>> begin Materials provided

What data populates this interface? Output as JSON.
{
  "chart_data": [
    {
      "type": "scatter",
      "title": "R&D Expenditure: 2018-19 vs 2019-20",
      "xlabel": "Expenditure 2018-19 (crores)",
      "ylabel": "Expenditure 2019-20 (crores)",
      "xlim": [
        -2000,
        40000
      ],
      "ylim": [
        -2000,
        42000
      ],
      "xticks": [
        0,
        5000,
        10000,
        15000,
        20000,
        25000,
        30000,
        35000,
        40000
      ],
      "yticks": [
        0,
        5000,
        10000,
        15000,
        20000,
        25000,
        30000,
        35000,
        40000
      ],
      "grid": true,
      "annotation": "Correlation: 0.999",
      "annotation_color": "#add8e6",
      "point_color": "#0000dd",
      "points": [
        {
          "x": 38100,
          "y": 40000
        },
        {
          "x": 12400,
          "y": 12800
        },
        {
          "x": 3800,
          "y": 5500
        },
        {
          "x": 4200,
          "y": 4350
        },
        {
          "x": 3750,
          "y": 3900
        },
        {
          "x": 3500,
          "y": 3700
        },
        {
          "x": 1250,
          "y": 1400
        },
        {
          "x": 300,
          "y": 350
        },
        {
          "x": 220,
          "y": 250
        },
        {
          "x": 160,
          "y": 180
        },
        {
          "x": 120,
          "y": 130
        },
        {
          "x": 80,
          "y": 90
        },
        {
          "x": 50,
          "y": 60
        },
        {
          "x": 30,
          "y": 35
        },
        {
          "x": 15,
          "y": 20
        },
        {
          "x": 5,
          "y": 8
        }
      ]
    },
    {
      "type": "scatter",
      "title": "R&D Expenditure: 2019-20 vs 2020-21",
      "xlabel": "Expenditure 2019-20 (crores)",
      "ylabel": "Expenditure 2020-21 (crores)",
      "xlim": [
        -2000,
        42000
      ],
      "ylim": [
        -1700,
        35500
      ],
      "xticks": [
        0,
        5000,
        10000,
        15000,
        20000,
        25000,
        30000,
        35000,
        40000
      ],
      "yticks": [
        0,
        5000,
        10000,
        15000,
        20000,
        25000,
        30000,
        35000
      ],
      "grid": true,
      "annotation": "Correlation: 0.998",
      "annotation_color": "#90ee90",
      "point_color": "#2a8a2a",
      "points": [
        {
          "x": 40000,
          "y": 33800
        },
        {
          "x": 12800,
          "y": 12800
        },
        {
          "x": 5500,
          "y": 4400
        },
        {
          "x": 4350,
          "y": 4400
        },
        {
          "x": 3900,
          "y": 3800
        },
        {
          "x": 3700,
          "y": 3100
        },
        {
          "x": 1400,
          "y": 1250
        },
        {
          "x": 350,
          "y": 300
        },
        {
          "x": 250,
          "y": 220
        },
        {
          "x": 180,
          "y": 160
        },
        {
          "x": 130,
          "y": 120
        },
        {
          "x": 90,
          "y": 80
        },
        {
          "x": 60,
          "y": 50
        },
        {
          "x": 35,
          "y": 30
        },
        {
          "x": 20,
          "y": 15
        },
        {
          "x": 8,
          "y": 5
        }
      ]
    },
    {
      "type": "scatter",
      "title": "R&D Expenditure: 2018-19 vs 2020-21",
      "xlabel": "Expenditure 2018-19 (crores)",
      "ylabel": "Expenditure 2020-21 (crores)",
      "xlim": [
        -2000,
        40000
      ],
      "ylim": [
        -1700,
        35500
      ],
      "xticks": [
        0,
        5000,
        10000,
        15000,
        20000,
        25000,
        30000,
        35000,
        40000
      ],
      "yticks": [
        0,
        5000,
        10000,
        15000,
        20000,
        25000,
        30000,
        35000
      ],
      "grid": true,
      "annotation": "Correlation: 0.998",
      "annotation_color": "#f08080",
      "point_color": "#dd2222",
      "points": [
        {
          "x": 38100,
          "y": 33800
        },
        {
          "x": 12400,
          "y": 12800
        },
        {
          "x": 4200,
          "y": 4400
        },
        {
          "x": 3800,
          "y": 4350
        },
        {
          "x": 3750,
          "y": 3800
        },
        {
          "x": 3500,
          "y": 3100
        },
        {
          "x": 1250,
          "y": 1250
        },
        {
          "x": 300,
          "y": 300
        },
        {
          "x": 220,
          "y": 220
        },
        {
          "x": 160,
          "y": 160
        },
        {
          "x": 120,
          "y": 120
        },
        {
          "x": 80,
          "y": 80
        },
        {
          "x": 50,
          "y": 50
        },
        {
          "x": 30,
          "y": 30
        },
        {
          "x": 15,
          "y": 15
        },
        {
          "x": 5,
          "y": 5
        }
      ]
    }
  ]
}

>> end Materials provided

Given request :: Write out the material exactly as given.

Answer ::
What data populates this interface? Output as JSON.
{
  "chart_data": [
    {
      "type": "scatter",
      "title": "R&D Expenditure: 2018-19 vs 2019-20",
      "xlabel": "Expenditure 2018-19 (crores)",
      "ylabel": "Expenditure 2019-20 (crores)",
      "xlim": [
        -2000,
        40000
      ],
      "ylim": [
        -2000,
        42000
      ],
      "xticks": [
        0,
        5000,
        10000,
        15000,
        20000,
        25000,
        30000,
        35000,
        40000
      ],
      "yticks": [
        0,
        5000,
        10000,
        15000,
        20000,
        25000,
        30000,
        35000,
        40000
      ],
      "grid": true,
      "annotation": "Correlation: 0.999",
      "annotation_color": "#add8e6",
      "point_color": "#0000dd",
      "points": [
        {
          "x": 38100,
          "y": 40000
        },
        {
          "x": 12400,
          "y": 12800
        },
        {
          "x": 3800,
          "y": 5500
        },
        {
          "x": 4200,
          "y": 4350
        },
        {
          "x": 3750,
          "y": 3900
        },
        {
          "x": 3500,
          "y": 3700
        },
        {
          "x": 1250,
          "y": 1400
        },
        {
          "x": 300,
          "y": 350
        },
        {
          "x": 220,
          "y": 250
        },
        {
          "x": 160,
          "y": 180
        },
        {
          "x": 120,
          "y": 130
        },
        {
          "x": 80,
          "y": 90
        },
        {
          "x": 50,
          "y": 60
        },
        {
          "x": 30,
          "y": 35
        },
        {
          "x": 15,
          "y": 20
        },
        {
          "x": 5,
          "y": 8
        }
      ]
    },
    {
      "type": "scatter",
      "title": "R&D Expenditure: 2019-20 vs 2020-21",
      "xlabel": "Expenditure 2019-20 (crores)",
      "ylabel": "Expenditure 2020-21 (crores)",
      "xlim": [
        -2000,
        42000
      ],
      "ylim": [
        -1700,
        35500
      ],
      "xticks": [
        0,
        5000,
        10000,
        15000,
        20000,
        25000,
        30000,
        35000,
        40000
      ],
      "yticks": [
        0,
        5000,
        10000,
        15000,
        20000,
        25000,
        30000,
        35000
      ],
      "grid": true,
      "annotation": "Correlation: 0.998",
      "annotation_color": "#90ee90",
      "point_color": "#2a8a2a",
      "points": [
        {
          "x": 40000,
          "y": 33800
        },
        {
          "x": 12800,
          "y": 12800
        },
        {
          "x": 5500,
          "y": 4400
        },
        {
          "x": 4350,
          "y": 4400
        },
        {
          "x": 3900,
          "y": 3800
        },
        {
          "x": 3700,
          "y": 3100
        },
        {
          "x": 1400,
          "y": 1250
        },
        {
          "x": 350,
          "y": 300
        },
        {
          "x": 250,
          "y": 220
        },
        {
          "x": 180,
          "y": 160
        },
        {
          "x": 130,
          "y": 120
        },
        {
          "x": 90,
          "y": 80
        },
        {
          "x": 60,
          "y": 50
        },
        {
          "x": 35,
          "y": 30
        },
        {
          "x": 20,
          "y": 15
        },
        {
          "x": 8,
          "y": 5
        }
      ]
    },
    {
      "type": "scatter",
      "title": "R&D Expenditure: 2018-19 vs 2020-21",
      "xlabel": "Expenditure 2018-19 (crores)",
      "ylabel": "Expenditure 2020-21 (crores)",
      "xlim": [
        -2000,
        40000
      ],
      "ylim": [
        -1700,
        35500
      ],
      "xticks": [
        0,
        5000,
        10000,
        15000,
        20000,
        25000,
        30000,
        35000,
        40000
      ],
      "yticks": [
        0,
        5000,
        10000,
        15000,
        20000,
        25000,
        30000,
        35000
      ],
      "grid": true,
      "annotation": "Correlation: 0.998",
      "annotation_color": "#f08080",
      "point_color": "#dd2222",
      "points": [
        {
          "x": 38100,
          "y": 33800
        },
        {
          "x": 12400,
          "y": 12800
        },
        {
          "x": 4200,
          "y": 4400
        },
        {
          "x": 3800,
          "y": 4350
        },
        {
          "x": 3750,
          "y": 3800
        },
        {
          "x": 3500,
          "y": 3100
        },
        {
          "x": 1250,
          "y": 1250
        },
        {
          "x": 300,
          "y": 300
        },
        {
          "x": 220,
          "y": 220
        },
        {
          "x": 160,
          "y": 160
        },
        {
          "x": 120,
          "y": 120
        },
        {
          "x": 80,
          "y": 80
        },
        {
          "x": 50,
          "y": 50
        },
        {
          "x": 30,
          "y": 30
        },
        {
          "x": 15,
          "y": 15
        },
        {
          "x": 5,
          "y": 5
        }
      ]
    }
  ]
}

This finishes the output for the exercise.